[Goal of the exercise]
Output all of the records exactly as written.

---------- Task inputs ----------

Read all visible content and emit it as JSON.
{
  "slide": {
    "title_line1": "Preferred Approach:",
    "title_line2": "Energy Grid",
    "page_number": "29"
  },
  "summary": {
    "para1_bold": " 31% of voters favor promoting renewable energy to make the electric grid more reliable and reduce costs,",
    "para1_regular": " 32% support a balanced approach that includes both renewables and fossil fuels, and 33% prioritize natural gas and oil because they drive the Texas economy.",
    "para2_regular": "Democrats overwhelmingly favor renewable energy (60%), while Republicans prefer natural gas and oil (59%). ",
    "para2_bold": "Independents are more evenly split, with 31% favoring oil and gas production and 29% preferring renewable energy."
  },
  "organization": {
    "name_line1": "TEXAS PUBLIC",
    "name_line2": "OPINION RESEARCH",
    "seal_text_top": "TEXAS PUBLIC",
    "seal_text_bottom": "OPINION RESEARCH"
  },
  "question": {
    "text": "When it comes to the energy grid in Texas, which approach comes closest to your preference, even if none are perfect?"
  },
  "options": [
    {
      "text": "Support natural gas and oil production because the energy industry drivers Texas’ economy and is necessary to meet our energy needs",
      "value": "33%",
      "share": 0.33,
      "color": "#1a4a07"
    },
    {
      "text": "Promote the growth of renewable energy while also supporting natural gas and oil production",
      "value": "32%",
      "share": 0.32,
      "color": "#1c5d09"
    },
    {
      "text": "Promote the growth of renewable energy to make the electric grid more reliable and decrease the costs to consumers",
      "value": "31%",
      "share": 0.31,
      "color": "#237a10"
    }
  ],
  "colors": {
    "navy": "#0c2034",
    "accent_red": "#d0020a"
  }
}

----------

[Task result]
Read all visible content and emit it as JSON.
{
  "slide": {
    "title_line1": "Preferred Approach:",
    "title_line2": "Energy Grid",
    "page_number": "29"
  },
  "summary": {
    "para1_bold": " 31% of voters favor promoting renewable energy to make the electric grid more reliable and reduce costs,",
    "para1_regular": " 32% support a balanced approach that includes both renewables and fossil fuels, and 33% prioritize natural gas and oil because they drive the Texas economy.",
    "para2_regular": "Democrats overwhelmingly favor renewable energy (60%), while Republicans prefer natural gas and oil (59%). ",
    "para2_bold": "Independents are more evenly split, with 31% favoring oil and gas production and 29% preferring renewable energy."
  },
  "organization": {
    "name_line1": "TEXAS PUBLIC",
    "name_line2": "OPINION RESEARCH",
    "seal_text_top": "TEXAS PUBLIC",
    "seal_text_bottom": "OPINION RESEARCH"
  },
  "question": {
    "text": "When it comes to the energy grid in Texas, which approach comes closest to your preference, even if none are perfect?"
  },
  "options": [
    {
      "text": "Support natural gas and oil production because the energy industry drivers Texas’ economy and is necessary to meet our energy needs",
      "value": "33%",
      "share": 0.33,
      "color": "#1a4a07"
    },
    {
      "text": "Promote the growth of renewable energy while also supporting natural gas and oil production",
      "value": "32%",
      "share": 0.32,
      "color": "#1c5d09"
    },
    {
      "text": "Promote the growth of renewable energy to make the electric grid more reliable and decrease the costs to consumers",
      "value": "31%",
      "share": 0.31,
      "color": "#237a10"
    }
  ],
  "colors": {
    "navy": "#0c2034",
    "accent_red": "#d0020a"
  }
}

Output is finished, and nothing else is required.